------ Extracted records

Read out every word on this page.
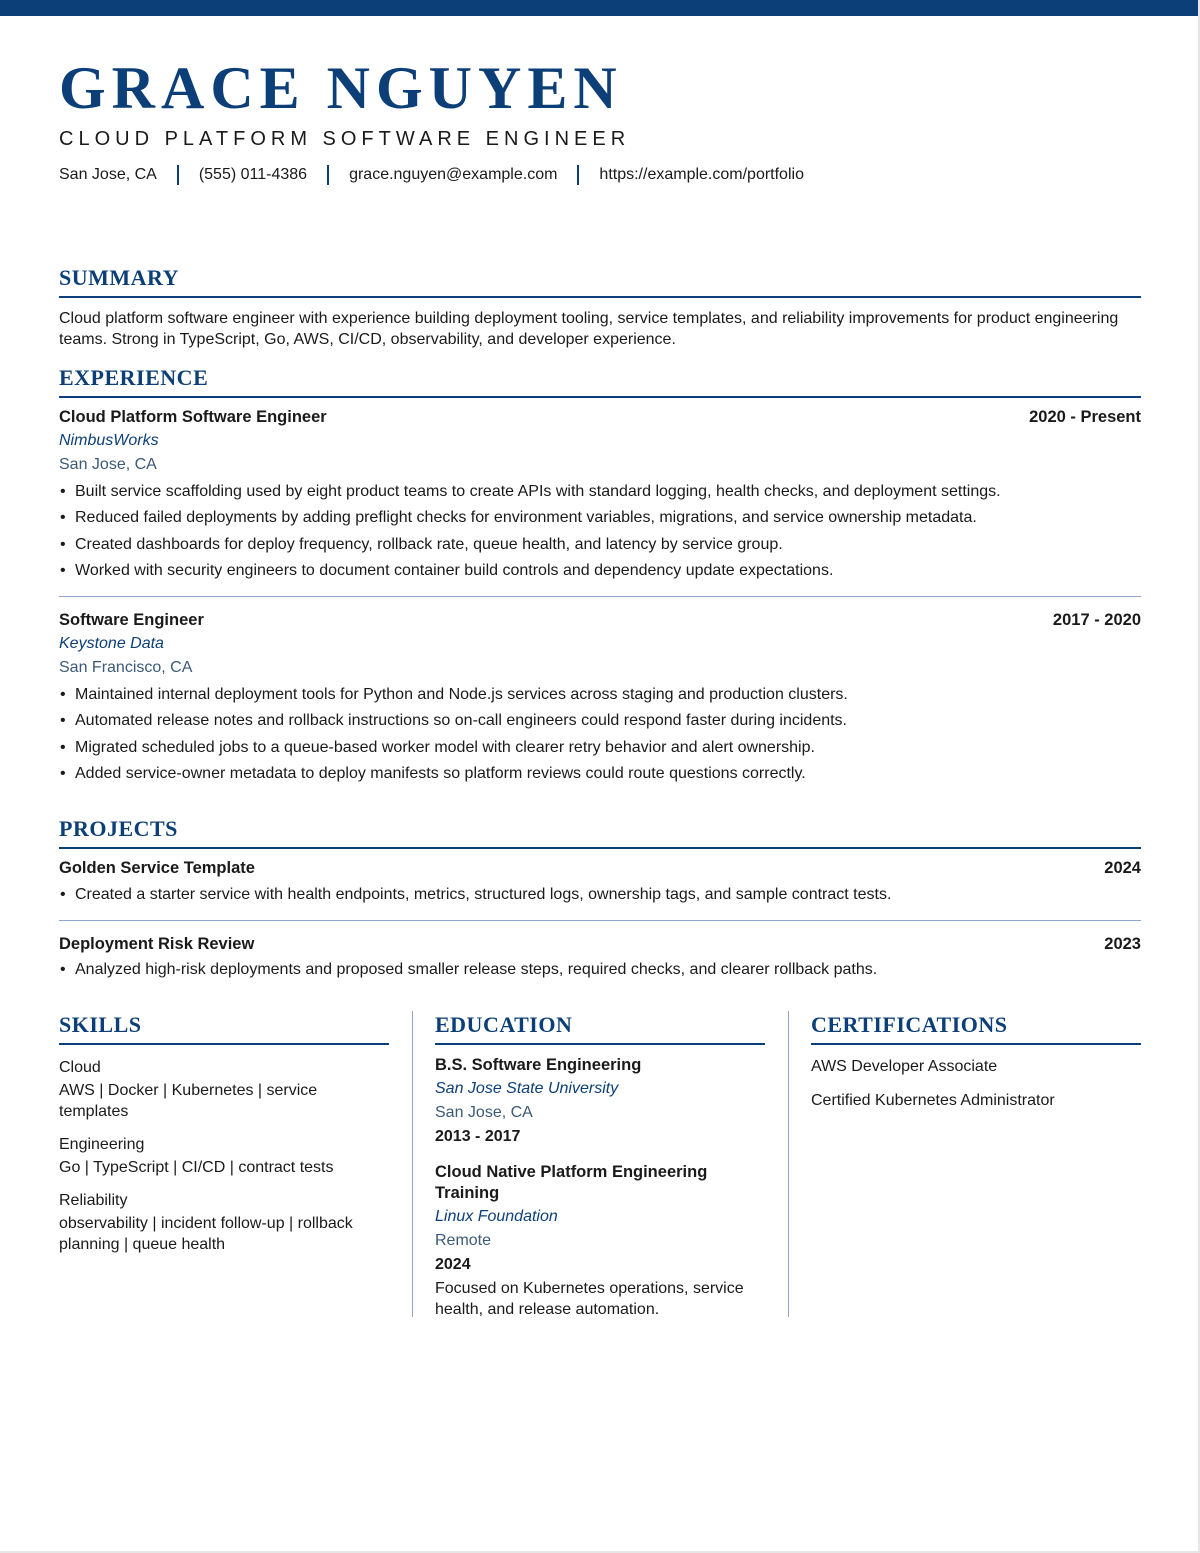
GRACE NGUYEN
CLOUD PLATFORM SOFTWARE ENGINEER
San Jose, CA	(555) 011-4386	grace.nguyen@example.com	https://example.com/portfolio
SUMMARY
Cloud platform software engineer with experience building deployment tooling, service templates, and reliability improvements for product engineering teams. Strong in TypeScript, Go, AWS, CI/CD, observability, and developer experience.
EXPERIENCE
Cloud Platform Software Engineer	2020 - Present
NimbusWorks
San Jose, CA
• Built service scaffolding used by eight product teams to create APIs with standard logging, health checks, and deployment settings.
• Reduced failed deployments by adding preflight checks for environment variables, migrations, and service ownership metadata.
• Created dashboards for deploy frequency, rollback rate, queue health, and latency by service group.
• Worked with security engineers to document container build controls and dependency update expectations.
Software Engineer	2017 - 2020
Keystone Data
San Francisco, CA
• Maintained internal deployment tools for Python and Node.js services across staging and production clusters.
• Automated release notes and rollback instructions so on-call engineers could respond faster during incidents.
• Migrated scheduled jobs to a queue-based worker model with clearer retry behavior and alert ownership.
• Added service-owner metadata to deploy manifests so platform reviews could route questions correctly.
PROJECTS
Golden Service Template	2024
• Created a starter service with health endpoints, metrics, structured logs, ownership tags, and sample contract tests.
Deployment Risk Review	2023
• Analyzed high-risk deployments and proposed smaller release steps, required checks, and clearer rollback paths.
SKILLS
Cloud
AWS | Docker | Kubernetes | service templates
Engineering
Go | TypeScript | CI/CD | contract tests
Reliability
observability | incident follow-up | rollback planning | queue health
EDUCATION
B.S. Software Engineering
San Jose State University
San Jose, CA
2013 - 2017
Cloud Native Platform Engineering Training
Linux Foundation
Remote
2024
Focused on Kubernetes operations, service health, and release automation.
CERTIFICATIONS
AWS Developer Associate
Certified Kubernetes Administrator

------------

**Task instructions**
Copy out all the data without changing anything, and drop the pictures.

**Completed task**
Read out every word on this page.
GRACE NGUYEN
CLOUD PLATFORM SOFTWARE ENGINEER
San Jose, CA	(555) 011-4386	grace.nguyen@example.com	https://example.com/portfolio
SUMMARY
Cloud platform software engineer with experience building deployment tooling, service templates, and reliability improvements for product engineering teams. Strong in TypeScript, Go, AWS, CI/CD, observability, and developer experience.
EXPERIENCE
Cloud Platform Software Engineer	2020 - Present
NimbusWorks
San Jose, CA
• Built service scaffolding used by eight product teams to create APIs with standard logging, health checks, and deployment settings.
• Reduced failed deployments by adding preflight checks for environment variables, migrations, and service ownership metadata.
• Created dashboards for deploy frequency, rollback rate, queue health, and latency by service group.
• Worked with security engineers to document container build controls and dependency update expectations.
Software Engineer	2017 - 2020
Keystone Data
San Francisco, CA
• Maintained internal deployment tools for Python and Node.js services across staging and production clusters.
• Automated release notes and rollback instructions so on-call engineers could respond faster during incidents.
• Migrated scheduled jobs to a queue-based worker model with clearer retry behavior and alert ownership.
• Added service-owner metadata to deploy manifests so platform reviews could route questions correctly.
PROJECTS
Golden Service Template	2024
• Created a starter service with health endpoints, metrics, structured logs, ownership tags, and sample contract tests.
Deployment Risk Review	2023
• Analyzed high-risk deployments and proposed smaller release steps, required checks, and clearer rollback paths.
SKILLS
Cloud
AWS | Docker | Kubernetes | service templates
Engineering
Go | TypeScript | CI/CD | contract tests
Reliability
observability | incident follow-up | rollback planning | queue health
EDUCATION
B.S. Software Engineering
San Jose State University
San Jose, CA
2013 - 2017
Cloud Native Platform Engineering Training
Linux Foundation
Remote
2024
Focused on Kubernetes operations, service health, and release automation.
CERTIFICATIONS
AWS Developer Associate
Certified Kubernetes Administrator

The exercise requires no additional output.